The listing below should be printed exactly, every line of it. Skip the pictures.

(begin)

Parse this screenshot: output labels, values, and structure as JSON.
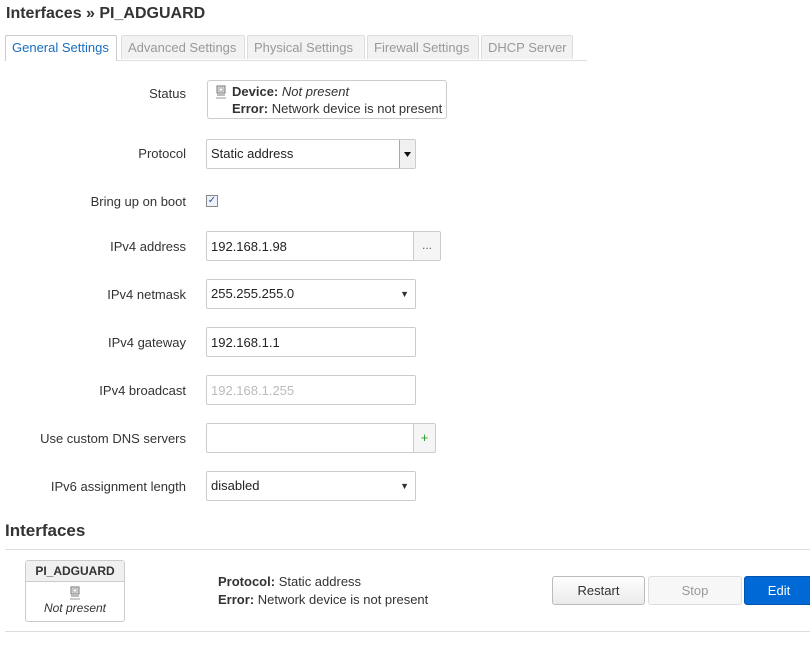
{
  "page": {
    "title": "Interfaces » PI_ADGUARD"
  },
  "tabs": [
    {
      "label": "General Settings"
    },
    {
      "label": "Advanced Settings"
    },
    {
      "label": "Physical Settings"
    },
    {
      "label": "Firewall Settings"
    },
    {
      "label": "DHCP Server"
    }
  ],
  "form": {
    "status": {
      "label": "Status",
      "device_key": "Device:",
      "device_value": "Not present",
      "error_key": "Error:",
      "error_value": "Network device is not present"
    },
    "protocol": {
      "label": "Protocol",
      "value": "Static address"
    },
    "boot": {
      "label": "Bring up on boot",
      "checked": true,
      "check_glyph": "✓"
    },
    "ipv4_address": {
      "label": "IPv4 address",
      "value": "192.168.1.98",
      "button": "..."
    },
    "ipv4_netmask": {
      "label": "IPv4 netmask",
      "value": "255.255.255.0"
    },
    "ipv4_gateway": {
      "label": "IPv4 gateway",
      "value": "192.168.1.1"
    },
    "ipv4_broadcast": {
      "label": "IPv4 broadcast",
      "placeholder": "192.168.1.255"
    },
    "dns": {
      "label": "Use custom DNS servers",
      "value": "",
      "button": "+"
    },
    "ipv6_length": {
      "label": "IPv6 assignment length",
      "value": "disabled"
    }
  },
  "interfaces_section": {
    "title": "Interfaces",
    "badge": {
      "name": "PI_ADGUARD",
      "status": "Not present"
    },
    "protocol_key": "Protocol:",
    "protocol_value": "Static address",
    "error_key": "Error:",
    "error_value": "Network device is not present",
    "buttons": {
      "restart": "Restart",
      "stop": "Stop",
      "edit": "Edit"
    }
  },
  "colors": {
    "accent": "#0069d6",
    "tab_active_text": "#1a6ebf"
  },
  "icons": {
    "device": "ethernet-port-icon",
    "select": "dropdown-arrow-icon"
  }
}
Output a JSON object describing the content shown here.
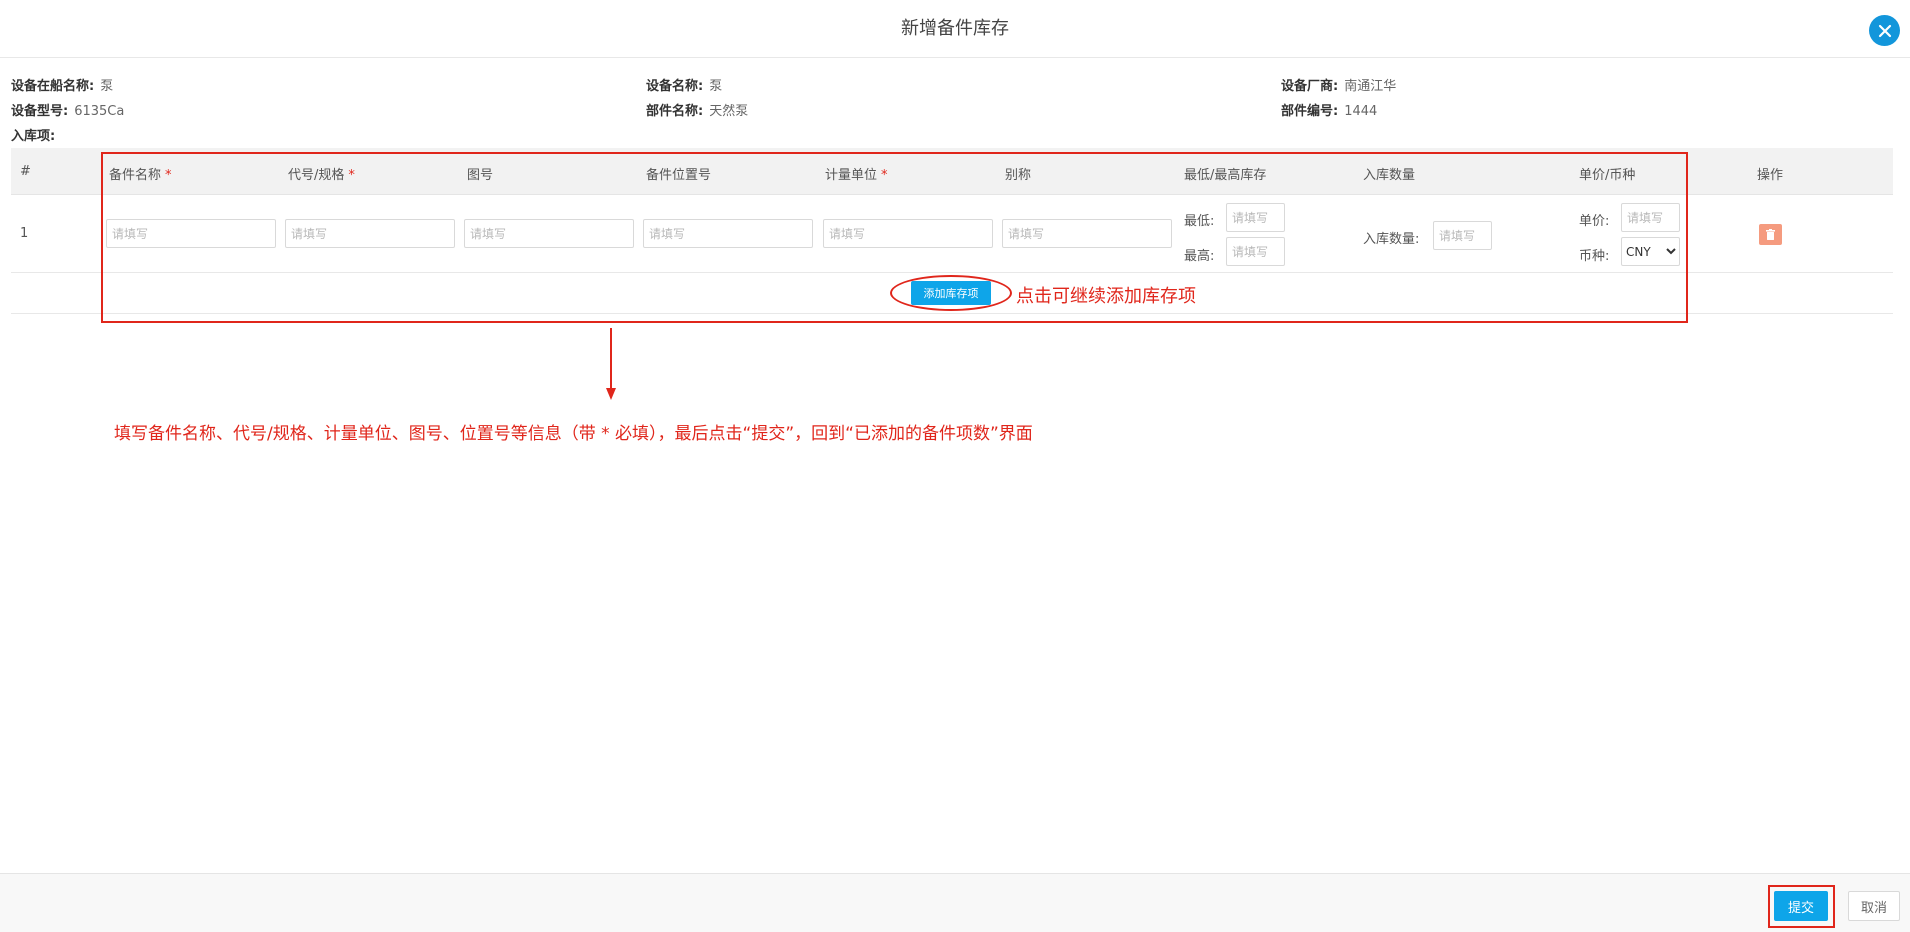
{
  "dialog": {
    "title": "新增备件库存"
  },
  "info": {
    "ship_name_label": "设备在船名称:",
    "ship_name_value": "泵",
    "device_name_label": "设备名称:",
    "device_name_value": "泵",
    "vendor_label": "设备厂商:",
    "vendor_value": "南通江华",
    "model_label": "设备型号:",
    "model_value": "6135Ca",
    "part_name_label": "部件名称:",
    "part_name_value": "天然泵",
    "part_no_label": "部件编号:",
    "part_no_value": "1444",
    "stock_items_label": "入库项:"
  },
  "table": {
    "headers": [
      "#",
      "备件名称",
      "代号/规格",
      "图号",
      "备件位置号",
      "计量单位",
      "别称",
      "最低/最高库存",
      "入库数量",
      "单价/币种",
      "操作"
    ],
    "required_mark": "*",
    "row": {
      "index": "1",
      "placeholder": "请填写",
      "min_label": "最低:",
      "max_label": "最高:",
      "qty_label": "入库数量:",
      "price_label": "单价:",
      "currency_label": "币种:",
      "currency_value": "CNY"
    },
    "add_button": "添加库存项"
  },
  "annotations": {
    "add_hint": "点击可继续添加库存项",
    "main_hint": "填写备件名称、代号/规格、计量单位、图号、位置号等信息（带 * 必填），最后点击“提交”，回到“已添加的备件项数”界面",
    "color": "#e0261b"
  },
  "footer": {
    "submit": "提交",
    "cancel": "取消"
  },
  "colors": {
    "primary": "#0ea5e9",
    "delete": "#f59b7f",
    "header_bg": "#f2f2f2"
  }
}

(end)

Exercise answer
Parse this screenshot: output labels, values, and structure as JSON.
{
  "page": {
    "title": "Interfaces » PI_ADGUARD"
  },
  "tabs": [
    {
      "label": "General Settings"
    },
    {
      "label": "Advanced Settings"
    },
    {
      "label": "Physical Settings"
    },
    {
      "label": "Firewall Settings"
    },
    {
      "label": "DHCP Server"
    }
  ],
  "form": {
    "status": {
      "label": "Status",
      "device_key": "Device:",
      "device_value": "Not present",
      "error_key": "Error:",
      "error_value": "Network device is not present"
    },
    "protocol": {
      "label": "Protocol",
      "value": "Static address"
    },
    "boot": {
      "label": "Bring up on boot",
      "checked": true,
      "check_glyph": "✓"
    },
    "ipv4_address": {
      "label": "IPv4 address",
      "value": "192.168.1.98",
      "button": "..."
    },
    "ipv4_netmask": {
      "label": "IPv4 netmask",
      "value": "255.255.255.0"
    },
    "ipv4_gateway": {
      "label": "IPv4 gateway",
      "value": "192.168.1.1"
    },
    "ipv4_broadcast": {
      "label": "IPv4 broadcast",
      "placeholder": "192.168.1.255"
    },
    "dns": {
      "label": "Use custom DNS servers",
      "value": "",
      "button": "+"
    },
    "ipv6_length": {
      "label": "IPv6 assignment length",
      "value": "disabled"
    }
  },
  "interfaces_section": {
    "title": "Interfaces",
    "badge": {
      "name": "PI_ADGUARD",
      "status": "Not present"
    },
    "protocol_key": "Protocol:",
    "protocol_value": "Static address",
    "error_key": "Error:",
    "error_value": "Network device is not present",
    "buttons": {
      "restart": "Restart",
      "stop": "Stop",
      "edit": "Edit"
    }
  },
  "colors": {
    "accent": "#0069d6",
    "tab_active_text": "#1a6ebf"
  },
  "icons": {
    "device": "ethernet-port-icon",
    "select": "dropdown-arrow-icon"
  }
}
Output a JSON object describing the content shown here.
{
  "dialog": {
    "title": "新增备件库存"
  },
  "info": {
    "ship_name_label": "设备在船名称:",
    "ship_name_value": "泵",
    "device_name_label": "设备名称:",
    "device_name_value": "泵",
    "vendor_label": "设备厂商:",
    "vendor_value": "南通江华",
    "model_label": "设备型号:",
    "model_value": "6135Ca",
    "part_name_label": "部件名称:",
    "part_name_value": "天然泵",
    "part_no_label": "部件编号:",
    "part_no_value": "1444",
    "stock_items_label": "入库项:"
  },
  "table": {
    "headers": [
      "#",
      "备件名称",
      "代号/规格",
      "图号",
      "备件位置号",
      "计量单位",
      "别称",
      "最低/最高库存",
      "入库数量",
      "单价/币种",
      "操作"
    ],
    "required_mark": "*",
    "row": {
      "index": "1",
      "placeholder": "请填写",
      "min_label": "最低:",
      "max_label": "最高:",
      "qty_label": "入库数量:",
      "price_label": "单价:",
      "currency_label": "币种:",
      "currency_value": "CNY"
    },
    "add_button": "添加库存项"
  },
  "annotations": {
    "add_hint": "点击可继续添加库存项",
    "main_hint": "填写备件名称、代号/规格、计量单位、图号、位置号等信息（带 * 必填），最后点击“提交”，回到“已添加的备件项数”界面",
    "color": "#e0261b"
  },
  "footer": {
    "submit": "提交",
    "cancel": "取消"
  },
  "colors": {
    "primary": "#0ea5e9",
    "delete": "#f59b7f",
    "header_bg": "#f2f2f2"
  }
}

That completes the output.